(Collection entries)
-- -- --
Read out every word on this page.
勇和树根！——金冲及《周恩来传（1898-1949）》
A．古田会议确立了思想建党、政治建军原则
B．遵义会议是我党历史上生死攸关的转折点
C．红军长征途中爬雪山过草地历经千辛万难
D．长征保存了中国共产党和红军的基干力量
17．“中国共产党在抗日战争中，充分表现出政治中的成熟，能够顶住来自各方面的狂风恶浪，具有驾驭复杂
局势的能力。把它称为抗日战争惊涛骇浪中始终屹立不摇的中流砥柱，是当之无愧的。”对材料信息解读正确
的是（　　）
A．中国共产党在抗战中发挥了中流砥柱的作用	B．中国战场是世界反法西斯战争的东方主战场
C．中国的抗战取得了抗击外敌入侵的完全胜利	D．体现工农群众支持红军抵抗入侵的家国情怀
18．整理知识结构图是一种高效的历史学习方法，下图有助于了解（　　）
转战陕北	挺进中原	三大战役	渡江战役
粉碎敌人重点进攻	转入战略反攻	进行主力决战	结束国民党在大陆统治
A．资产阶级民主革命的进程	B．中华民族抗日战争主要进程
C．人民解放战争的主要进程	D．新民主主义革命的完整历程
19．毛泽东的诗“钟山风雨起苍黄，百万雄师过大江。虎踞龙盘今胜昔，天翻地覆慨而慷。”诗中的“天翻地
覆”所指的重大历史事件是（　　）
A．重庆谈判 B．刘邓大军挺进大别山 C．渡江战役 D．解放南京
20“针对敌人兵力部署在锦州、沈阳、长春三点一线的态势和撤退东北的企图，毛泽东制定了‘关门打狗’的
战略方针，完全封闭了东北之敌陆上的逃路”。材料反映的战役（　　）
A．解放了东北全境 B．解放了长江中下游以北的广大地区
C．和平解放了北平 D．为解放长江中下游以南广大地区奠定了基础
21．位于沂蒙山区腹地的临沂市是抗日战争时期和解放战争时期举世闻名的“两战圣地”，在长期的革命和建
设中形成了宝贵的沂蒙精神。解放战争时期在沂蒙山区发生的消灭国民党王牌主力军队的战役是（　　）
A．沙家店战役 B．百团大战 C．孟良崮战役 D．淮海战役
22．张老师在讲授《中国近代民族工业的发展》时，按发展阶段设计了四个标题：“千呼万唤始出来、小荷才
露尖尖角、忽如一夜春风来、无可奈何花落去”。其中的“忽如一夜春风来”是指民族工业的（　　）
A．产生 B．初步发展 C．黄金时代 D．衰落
-- -- --
== OBJECTIVE ==
Using the listing above, retype each line exactly.

== FULL SOLUTION ==
Read out every word on this page.
勇和树根！——金冲及《周恩来传（1898-1949）》
A．古田会议确立了思想建党、政治建军原则
B．遵义会议是我党历史上生死攸关的转折点
C．红军长征途中爬雪山过草地历经千辛万难
D．长征保存了中国共产党和红军的基干力量
17．“中国共产党在抗日战争中，充分表现出政治中的成熟，能够顶住来自各方面的狂风恶浪，具有驾驭复杂
局势的能力。把它称为抗日战争惊涛骇浪中始终屹立不摇的中流砥柱，是当之无愧的。”对材料信息解读正确
的是（　　）
A．中国共产党在抗战中发挥了中流砥柱的作用	B．中国战场是世界反法西斯战争的东方主战场
C．中国的抗战取得了抗击外敌入侵的完全胜利	D．体现工农群众支持红军抵抗入侵的家国情怀
18．整理知识结构图是一种高效的历史学习方法，下图有助于了解（　　）
转战陕北	挺进中原	三大战役	渡江战役
粉碎敌人重点进攻	转入战略反攻	进行主力决战	结束国民党在大陆统治
A．资产阶级民主革命的进程	B．中华民族抗日战争主要进程
C．人民解放战争的主要进程	D．新民主主义革命的完整历程
19．毛泽东的诗“钟山风雨起苍黄，百万雄师过大江。虎踞龙盘今胜昔，天翻地覆慨而慷。”诗中的“天翻地
覆”所指的重大历史事件是（　　）
A．重庆谈判 B．刘邓大军挺进大别山 C．渡江战役 D．解放南京
20“针对敌人兵力部署在锦州、沈阳、长春三点一线的态势和撤退东北的企图，毛泽东制定了‘关门打狗’的
战略方针，完全封闭了东北之敌陆上的逃路”。材料反映的战役（　　）
A．解放了东北全境 B．解放了长江中下游以北的广大地区
C．和平解放了北平 D．为解放长江中下游以南广大地区奠定了基础
21．位于沂蒙山区腹地的临沂市是抗日战争时期和解放战争时期举世闻名的“两战圣地”，在长期的革命和建
设中形成了宝贵的沂蒙精神。解放战争时期在沂蒙山区发生的消灭国民党王牌主力军队的战役是（　　）
A．沙家店战役 B．百团大战 C．孟良崮战役 D．淮海战役
22．张老师在讲授《中国近代民族工业的发展》时，按发展阶段设计了四个标题：“千呼万唤始出来、小荷才
露尖尖角、忽如一夜春风来、无可奈何花落去”。其中的“忽如一夜春风来”是指民族工业的（　　）
A．产生 B．初步发展 C．黄金时代 D．衰落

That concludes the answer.